[THE REQUEST]
What follows are records. Restate all of them word for word.

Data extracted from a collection
::::::::

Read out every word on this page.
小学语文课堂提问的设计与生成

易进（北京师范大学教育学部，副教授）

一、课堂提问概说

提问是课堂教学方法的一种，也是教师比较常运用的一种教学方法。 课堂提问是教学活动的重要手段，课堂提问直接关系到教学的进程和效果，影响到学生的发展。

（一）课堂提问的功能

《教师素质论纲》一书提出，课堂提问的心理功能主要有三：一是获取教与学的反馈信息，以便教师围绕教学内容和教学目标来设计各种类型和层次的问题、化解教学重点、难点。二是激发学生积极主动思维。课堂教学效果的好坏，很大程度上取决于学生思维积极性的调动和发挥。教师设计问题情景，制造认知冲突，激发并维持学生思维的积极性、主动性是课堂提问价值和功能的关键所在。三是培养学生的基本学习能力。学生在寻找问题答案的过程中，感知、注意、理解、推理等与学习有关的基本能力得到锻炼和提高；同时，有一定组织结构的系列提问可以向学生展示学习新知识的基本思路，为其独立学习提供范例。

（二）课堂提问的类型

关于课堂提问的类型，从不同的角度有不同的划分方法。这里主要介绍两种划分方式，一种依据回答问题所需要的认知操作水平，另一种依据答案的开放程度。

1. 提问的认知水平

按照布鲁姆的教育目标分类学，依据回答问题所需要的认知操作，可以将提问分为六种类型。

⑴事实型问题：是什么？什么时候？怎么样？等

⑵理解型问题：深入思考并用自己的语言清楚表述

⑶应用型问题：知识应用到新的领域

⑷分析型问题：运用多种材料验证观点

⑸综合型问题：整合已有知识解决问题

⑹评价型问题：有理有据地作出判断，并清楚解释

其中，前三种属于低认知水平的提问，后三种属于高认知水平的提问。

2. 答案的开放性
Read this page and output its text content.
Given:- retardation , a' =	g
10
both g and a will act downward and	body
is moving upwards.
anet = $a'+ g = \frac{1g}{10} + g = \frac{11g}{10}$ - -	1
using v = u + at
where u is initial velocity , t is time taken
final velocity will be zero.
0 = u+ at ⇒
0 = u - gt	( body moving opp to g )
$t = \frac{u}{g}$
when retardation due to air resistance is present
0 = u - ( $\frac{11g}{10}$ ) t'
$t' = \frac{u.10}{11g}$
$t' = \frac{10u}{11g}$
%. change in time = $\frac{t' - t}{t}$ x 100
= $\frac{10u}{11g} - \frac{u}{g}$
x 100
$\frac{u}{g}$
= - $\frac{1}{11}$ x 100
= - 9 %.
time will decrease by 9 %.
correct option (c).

::::::::

[ANSWER TO THIS TASK]
Read out every word on this page.
小学语文课堂提问的设计与生成

易进（北京师范大学教育学部，副教授）

一、课堂提问概说

提问是课堂教学方法的一种，也是教师比较常运用的一种教学方法。 课堂提问是教学活动的重要手段，课堂提问直接关系到教学的进程和效果，影响到学生的发展。

（一）课堂提问的功能

《教师素质论纲》一书提出，课堂提问的心理功能主要有三：一是获取教与学的反馈信息，以便教师围绕教学内容和教学目标来设计各种类型和层次的问题、化解教学重点、难点。二是激发学生积极主动思维。课堂教学效果的好坏，很大程度上取决于学生思维积极性的调动和发挥。教师设计问题情景，制造认知冲突，激发并维持学生思维的积极性、主动性是课堂提问价值和功能的关键所在。三是培养学生的基本学习能力。学生在寻找问题答案的过程中，感知、注意、理解、推理等与学习有关的基本能力得到锻炼和提高；同时，有一定组织结构的系列提问可以向学生展示学习新知识的基本思路，为其独立学习提供范例。

（二）课堂提问的类型

关于课堂提问的类型，从不同的角度有不同的划分方法。这里主要介绍两种划分方式，一种依据回答问题所需要的认知操作水平，另一种依据答案的开放程度。

1. 提问的认知水平

按照布鲁姆的教育目标分类学，依据回答问题所需要的认知操作，可以将提问分为六种类型。

⑴事实型问题：是什么？什么时候？怎么样？等

⑵理解型问题：深入思考并用自己的语言清楚表述

⑶应用型问题：知识应用到新的领域

⑷分析型问题：运用多种材料验证观点

⑸综合型问题：整合已有知识解决问题

⑹评价型问题：有理有据地作出判断，并清楚解释

其中，前三种属于低认知水平的提问，后三种属于高认知水平的提问。

2. 答案的开放性
Read this page and output its text content.
Given:- retardation , a' =	g
10
both g and a will act downward and	body
is moving upwards.
anet = $a'+ g = \frac{1g}{10} + g = \frac{11g}{10}$ - -	1
using v = u + at
where u is initial velocity , t is time taken
final velocity will be zero.
0 = u+ at ⇒
0 = u - gt	( body moving opp to g )
$t = \frac{u}{g}$
when retardation due to air resistance is present
0 = u - ( $\frac{11g}{10}$ ) t'
$t' = \frac{u.10}{11g}$
$t' = \frac{10u}{11g}$
%. change in time = $\frac{t' - t}{t}$ x 100
= $\frac{10u}{11g} - \frac{u}{g}$
x 100
$\frac{u}{g}$
= - $\frac{1}{11}$ x 100
= - 9 %.
time will decrease by 9 %.
correct option (c).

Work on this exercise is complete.